TASK OBJECTIVE:
Lay out every line of the entries below as a Markdown table with the columns Row and Line, skipping blank lines and leaving the pictures out.

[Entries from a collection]
┌──
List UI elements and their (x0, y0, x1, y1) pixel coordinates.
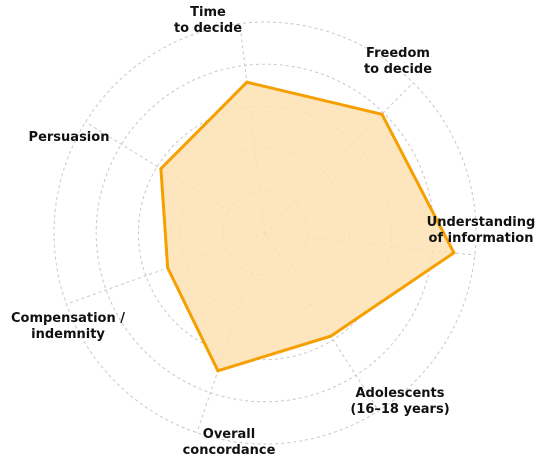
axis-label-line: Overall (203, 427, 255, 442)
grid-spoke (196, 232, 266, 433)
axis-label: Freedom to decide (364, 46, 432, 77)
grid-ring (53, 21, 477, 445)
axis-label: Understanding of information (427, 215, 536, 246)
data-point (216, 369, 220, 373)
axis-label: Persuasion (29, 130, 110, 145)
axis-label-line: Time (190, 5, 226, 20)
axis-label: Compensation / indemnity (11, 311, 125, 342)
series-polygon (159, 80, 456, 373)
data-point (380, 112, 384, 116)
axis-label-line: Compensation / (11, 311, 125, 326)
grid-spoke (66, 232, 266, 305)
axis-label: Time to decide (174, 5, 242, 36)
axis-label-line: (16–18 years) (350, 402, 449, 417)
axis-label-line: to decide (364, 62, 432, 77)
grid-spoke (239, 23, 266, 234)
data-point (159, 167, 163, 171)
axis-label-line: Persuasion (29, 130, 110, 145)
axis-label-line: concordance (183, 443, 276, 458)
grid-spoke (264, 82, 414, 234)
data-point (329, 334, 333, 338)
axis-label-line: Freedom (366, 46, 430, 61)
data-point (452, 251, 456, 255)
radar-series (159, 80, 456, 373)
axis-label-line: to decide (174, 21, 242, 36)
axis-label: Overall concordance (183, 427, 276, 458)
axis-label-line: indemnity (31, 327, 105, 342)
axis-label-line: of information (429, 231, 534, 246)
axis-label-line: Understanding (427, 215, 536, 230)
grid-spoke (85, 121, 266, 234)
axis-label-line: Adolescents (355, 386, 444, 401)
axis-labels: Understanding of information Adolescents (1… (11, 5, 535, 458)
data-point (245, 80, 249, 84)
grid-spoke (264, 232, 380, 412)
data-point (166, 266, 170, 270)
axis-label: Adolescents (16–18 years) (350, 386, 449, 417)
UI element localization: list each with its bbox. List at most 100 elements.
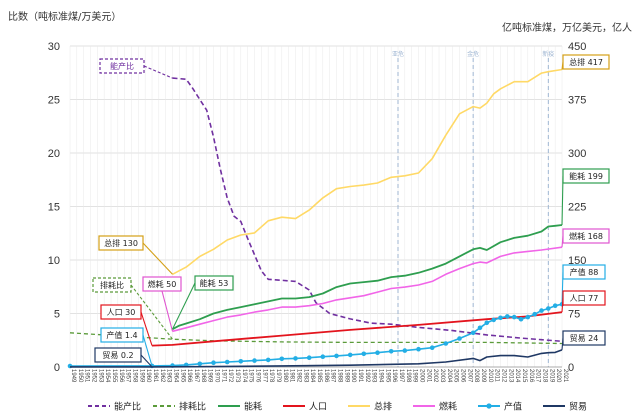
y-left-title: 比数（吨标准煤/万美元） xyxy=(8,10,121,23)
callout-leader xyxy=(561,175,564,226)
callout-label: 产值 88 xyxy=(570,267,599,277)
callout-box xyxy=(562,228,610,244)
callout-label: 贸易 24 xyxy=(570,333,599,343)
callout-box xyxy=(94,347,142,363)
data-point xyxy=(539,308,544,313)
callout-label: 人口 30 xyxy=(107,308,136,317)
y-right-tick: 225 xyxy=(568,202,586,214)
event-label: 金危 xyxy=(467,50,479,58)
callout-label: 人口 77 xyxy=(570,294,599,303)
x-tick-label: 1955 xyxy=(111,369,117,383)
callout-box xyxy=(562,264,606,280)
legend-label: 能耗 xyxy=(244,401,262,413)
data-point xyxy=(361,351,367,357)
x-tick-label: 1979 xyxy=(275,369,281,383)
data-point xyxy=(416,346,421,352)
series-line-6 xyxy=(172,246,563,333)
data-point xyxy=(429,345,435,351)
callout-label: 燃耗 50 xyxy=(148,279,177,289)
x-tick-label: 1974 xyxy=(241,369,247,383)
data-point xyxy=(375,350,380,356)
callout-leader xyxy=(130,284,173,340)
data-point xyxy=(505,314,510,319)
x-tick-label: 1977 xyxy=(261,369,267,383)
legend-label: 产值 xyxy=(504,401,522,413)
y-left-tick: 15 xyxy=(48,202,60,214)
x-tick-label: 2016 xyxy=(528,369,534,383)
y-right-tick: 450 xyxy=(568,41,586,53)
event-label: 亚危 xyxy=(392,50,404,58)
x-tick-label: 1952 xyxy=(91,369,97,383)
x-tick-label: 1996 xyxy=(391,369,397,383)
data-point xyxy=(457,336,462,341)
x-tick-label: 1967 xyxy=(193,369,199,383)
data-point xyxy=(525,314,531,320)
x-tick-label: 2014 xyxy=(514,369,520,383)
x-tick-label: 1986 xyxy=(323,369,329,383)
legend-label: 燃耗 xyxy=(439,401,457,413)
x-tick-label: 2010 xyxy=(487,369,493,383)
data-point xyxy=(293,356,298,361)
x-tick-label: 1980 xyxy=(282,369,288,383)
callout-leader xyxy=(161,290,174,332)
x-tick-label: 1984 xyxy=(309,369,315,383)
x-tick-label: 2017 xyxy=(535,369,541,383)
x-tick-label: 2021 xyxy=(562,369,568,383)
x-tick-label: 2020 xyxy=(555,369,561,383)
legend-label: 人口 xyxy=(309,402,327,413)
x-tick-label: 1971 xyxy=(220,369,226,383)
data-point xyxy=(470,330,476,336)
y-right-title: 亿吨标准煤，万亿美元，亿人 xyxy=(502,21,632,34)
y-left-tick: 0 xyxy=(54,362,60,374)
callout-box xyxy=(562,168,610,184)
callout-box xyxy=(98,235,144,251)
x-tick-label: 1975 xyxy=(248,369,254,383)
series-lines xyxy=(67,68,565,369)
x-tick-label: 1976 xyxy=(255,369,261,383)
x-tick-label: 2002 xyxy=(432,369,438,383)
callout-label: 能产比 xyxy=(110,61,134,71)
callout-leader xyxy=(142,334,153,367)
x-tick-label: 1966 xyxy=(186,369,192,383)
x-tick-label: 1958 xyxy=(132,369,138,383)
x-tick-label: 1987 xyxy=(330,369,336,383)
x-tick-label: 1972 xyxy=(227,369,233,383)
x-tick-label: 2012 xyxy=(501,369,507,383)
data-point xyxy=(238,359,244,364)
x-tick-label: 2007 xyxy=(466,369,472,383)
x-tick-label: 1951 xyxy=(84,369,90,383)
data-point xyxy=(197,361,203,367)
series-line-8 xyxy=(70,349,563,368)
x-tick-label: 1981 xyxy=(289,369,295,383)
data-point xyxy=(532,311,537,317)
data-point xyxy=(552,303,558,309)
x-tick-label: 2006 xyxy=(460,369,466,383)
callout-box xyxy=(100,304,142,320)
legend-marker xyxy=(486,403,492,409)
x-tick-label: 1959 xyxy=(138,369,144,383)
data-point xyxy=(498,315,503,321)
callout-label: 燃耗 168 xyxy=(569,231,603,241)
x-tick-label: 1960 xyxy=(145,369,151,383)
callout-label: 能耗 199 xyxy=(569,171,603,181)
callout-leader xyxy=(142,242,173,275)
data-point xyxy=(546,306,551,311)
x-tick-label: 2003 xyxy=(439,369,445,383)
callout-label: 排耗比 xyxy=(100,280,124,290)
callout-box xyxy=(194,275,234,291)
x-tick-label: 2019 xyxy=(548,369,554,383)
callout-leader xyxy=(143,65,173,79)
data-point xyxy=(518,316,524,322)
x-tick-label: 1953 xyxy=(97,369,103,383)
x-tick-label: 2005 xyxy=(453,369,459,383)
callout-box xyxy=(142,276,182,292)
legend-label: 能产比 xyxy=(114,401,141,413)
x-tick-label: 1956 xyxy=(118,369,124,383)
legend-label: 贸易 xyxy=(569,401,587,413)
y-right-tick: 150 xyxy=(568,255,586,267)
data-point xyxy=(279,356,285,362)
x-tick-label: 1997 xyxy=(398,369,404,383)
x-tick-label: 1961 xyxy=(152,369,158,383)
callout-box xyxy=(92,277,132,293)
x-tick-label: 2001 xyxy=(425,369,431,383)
└──
FULL RESPONSE:
| Row | Line |
|---|---|
| 1 | List UI elements and their (x0, y0, x1, y1) pixel coordinates. |
| 2 | axis-label-line: Overall (203, 427, 255, 442) |
| 3 | grid-spoke (196, 232, 266, 433) |
| 4 | axis-label: Freedom to decide (364, 46, 432, 77) |
| 5 | grid-ring (53, 21, 477, 445) |
| 6 | axis-label: Understanding of information (427, 215, 536, 246) |
| 7 | data-point (216, 369, 220, 373) |
| 8 | axis-label: Persuasion (29, 130, 110, 145) |
| 9 | axis-label-line: Time (190, 5, 226, 20) |
| 10 | axis-label: Compensation / indemnity (11, 311, 125, 342) |
| 11 | series-polygon (159, 80, 456, 373) |
| 12 | data-point (380, 112, 384, 116) |
| 13 | axis-label-line: Compensation / (11, 311, 125, 326) |
| 14 | grid-spoke (66, 232, 266, 305) |
| 15 | axis-label: Time to decide (174, 5, 242, 36) |
| 16 | axis-label-line: (16–18 years) (350, 402, 449, 417) |
| 17 | axis-label-line: to decide (364, 62, 432, 77) |
| 18 | grid-spoke (239, 23, 266, 234) |
| 19 | data-point (159, 167, 163, 171) |
| 20 | axis-label-line: Persuasion (29, 130, 110, 145) |
| 21 | axis-label-line: concordance (183, 443, 276, 458) |
| 22 | grid-spoke (264, 82, 414, 234) |
| 23 | data-point (329, 334, 333, 338) |
| 24 | axis-label-line: Freedom (366, 46, 430, 61) |
| 25 | data-point (452, 251, 456, 255) |
| 26 | radar-series (159, 80, 456, 373) |
| 27 | axis-label-line: to decide (174, 21, 242, 36) |
| 28 | axis-label: Overall concordance (183, 427, 276, 458) |
| 29 | axis-label-line: indemnity (31, 327, 105, 342) |
| 30 | axis-label-line: of information (429, 231, 534, 246) |
| 31 | axis-label-line: Understanding (427, 215, 536, 230) |
| 32 | grid-spoke (85, 121, 266, 234) |
| 33 | axis-label-line: Adolescents (355, 386, 444, 401) |
| 34 | axis-labels: Understanding of information Adolescents (1… (11, 5, 535, 458) |
| 35 | data-point (245, 80, 249, 84) |
| 36 | grid-spoke (264, 232, 380, 412) |
| 37 | data-point (166, 266, 170, 270) |
| 38 | axis-label: Adolescents (16–18 years) (350, 386, 449, 417) |
| 39 | UI element localization: list each with its bbox. List at most 100 elements. |
| 40 | y-left-title: 比数（吨标准煤/万美元） xyxy=(8,10,121,23) |
| 41 | callout-leader xyxy=(561,175,564,226) |
| 42 | callout-label: 产值 88 xyxy=(570,267,599,277) |
| 43 | callout-box xyxy=(562,228,610,244) |
| 44 | callout-label: 贸易 24 xyxy=(570,333,599,343) |
| 45 | callout-box xyxy=(94,347,142,363) |
| 46 | data-point xyxy=(539,308,544,313) |
| 47 | callout-label: 人口 30 xyxy=(107,308,136,317) |
| 48 | y-right-tick: 225 xyxy=(568,202,586,214) |
| 49 | event-label: 金危 xyxy=(467,50,479,58) |
| 50 | callout-label: 人口 77 xyxy=(570,294,599,303) |
| 51 | x-tick-label: 1955 xyxy=(111,369,117,383) |
| 52 | callout-box xyxy=(562,264,606,280) |
| 53 | legend-label: 能耗 xyxy=(244,401,262,413) |
| 54 | data-point xyxy=(361,351,367,357) |
| 55 | x-tick-label: 1979 xyxy=(275,369,281,383) |
| 56 | data-point xyxy=(416,346,421,352) |
| 57 | series-line-6 xyxy=(172,246,563,333) |
| 58 | data-point xyxy=(429,345,435,351) |
| 59 | callout-label: 燃耗 50 xyxy=(148,279,177,289) |
| 60 | x-tick-label: 1974 xyxy=(241,369,247,383) |
| 61 | data-point xyxy=(375,350,380,356) |
| 62 | callout-leader xyxy=(130,284,173,340) |
| 63 | data-point xyxy=(505,314,510,319) |
| 64 | x-tick-label: 1977 xyxy=(261,369,267,383) |
| 65 | legend-label: 产值 xyxy=(504,401,522,413) |
| 66 | y-left-tick: 15 xyxy=(48,202,60,214) |
| 67 | x-tick-label: 2016 xyxy=(528,369,534,383) |
| 68 | y-right-tick: 450 xyxy=(568,41,586,53) |
| 69 | event-label: 亚危 xyxy=(392,50,404,58) |
| 70 | x-tick-label: 1952 xyxy=(91,369,97,383) |
| 71 | x-tick-label: 1996 xyxy=(391,369,397,383) |
| 72 | data-point xyxy=(457,336,462,341) |
| 73 | x-tick-label: 1967 xyxy=(193,369,199,383) |
| 74 | data-point xyxy=(525,314,531,320) |
| 75 | x-tick-label: 2014 xyxy=(514,369,520,383) |
| 76 | x-tick-label: 1986 xyxy=(323,369,329,383) |
| 77 | legend-label: 燃耗 xyxy=(439,401,457,413) |
| 78 | x-tick-label: 2010 xyxy=(487,369,493,383) |
| 79 | data-point xyxy=(293,356,298,361) |
| 80 | x-tick-label: 1980 xyxy=(282,369,288,383) |
| 81 | callout-leader xyxy=(161,290,174,332) |
| 82 | x-tick-label: 1984 xyxy=(309,369,315,383) |
| 83 | x-tick-label: 2017 xyxy=(535,369,541,383) |
| 84 | x-tick-label: 2021 xyxy=(562,369,568,383) |
| 85 | x-tick-label: 2020 xyxy=(555,369,561,383) |
| 86 | legend-label: 人口 xyxy=(309,402,327,413) |
| 87 | x-tick-label: 1971 xyxy=(220,369,226,383) |
| 88 | data-point xyxy=(470,330,476,336) |
| 89 | y-right-title: 亿吨标准煤，万亿美元，亿人 xyxy=(502,21,632,34) |
| 90 | y-left-tick: 0 xyxy=(54,362,60,374) |
| 91 | callout-box xyxy=(562,168,610,184) |
| 92 | callout-box xyxy=(98,235,144,251) |
| 93 | x-tick-label: 1975 xyxy=(248,369,254,383) |
| 94 | series-lines xyxy=(67,68,565,369) |
| 95 | x-tick-label: 1976 xyxy=(255,369,261,383) |
| 96 | x-tick-label: 2002 xyxy=(432,369,438,383) |
| 97 | callout-label: 能产比 xyxy=(110,61,134,71) |
| 98 | callout-leader xyxy=(142,334,153,367) |
| 99 | x-tick-label: 1966 xyxy=(186,369,192,383) |
| 100 | x-tick-label: 1958 xyxy=(132,369,138,383) |
| 101 | x-tick-label: 1987 xyxy=(330,369,336,383) |
| 102 | x-tick-label: 1972 xyxy=(227,369,233,383) |
| 103 | x-tick-label: 2012 xyxy=(501,369,507,383) |
| 104 | data-point xyxy=(238,359,244,364) |
| 105 | x-tick-label: 2007 xyxy=(466,369,472,383) |
| 106 | x-tick-label: 1951 xyxy=(84,369,90,383) |
| 107 | data-point xyxy=(197,361,203,367) |
| 108 | series-line-8 xyxy=(70,349,563,368) |
| 109 | x-tick-label: 1981 xyxy=(289,369,295,383) |
| 110 | data-point xyxy=(532,311,537,317) |
| 111 | data-point xyxy=(552,303,558,309) |
| 112 | x-tick-label: 2006 xyxy=(460,369,466,383) |
| 113 | callout-box xyxy=(100,304,142,320) |
| 114 | legend-marker xyxy=(486,403,492,409) |
| 115 | x-tick-label: 1959 xyxy=(138,369,144,383) |
| 116 | data-point xyxy=(498,315,503,321) |
| 117 | callout-label: 燃耗 168 xyxy=(569,231,603,241) |
| 118 | x-tick-label: 1960 xyxy=(145,369,151,383) |
| 119 | callout-label: 能耗 199 xyxy=(569,171,603,181) |
| 120 | callout-leader xyxy=(142,242,173,275) |
| 121 | data-point xyxy=(546,306,551,311) |
| 122 | x-tick-label: 2003 xyxy=(439,369,445,383) |
| 123 | callout-label: 排耗比 xyxy=(100,280,124,290) |
| 124 | callout-box xyxy=(194,275,234,291) |
| 125 | x-tick-label: 2019 xyxy=(548,369,554,383) |
| 126 | callout-leader xyxy=(143,65,173,79) |
| 127 | data-point xyxy=(518,316,524,322) |
| 128 | x-tick-label: 1953 xyxy=(97,369,103,383) |
| 129 | x-tick-label: 2005 xyxy=(453,369,459,383) |
| 130 | callout-box xyxy=(142,276,182,292) |
| 131 | legend-label: 能产比 xyxy=(114,401,141,413) |
| 132 | x-tick-label: 1956 xyxy=(118,369,124,383) |
| 133 | legend-label: 贸易 xyxy=(569,401,587,413) |
| 134 | y-right-tick: 150 xyxy=(568,255,586,267) |
| 135 | data-point xyxy=(279,356,285,362) |
| 136 | x-tick-label: 1997 xyxy=(398,369,404,383) |
| 137 | x-tick-label: 1961 xyxy=(152,369,158,383) |
| 138 | callout-box xyxy=(92,277,132,293) |
| 139 | x-tick-label: 2001 xyxy=(425,369,431,383) |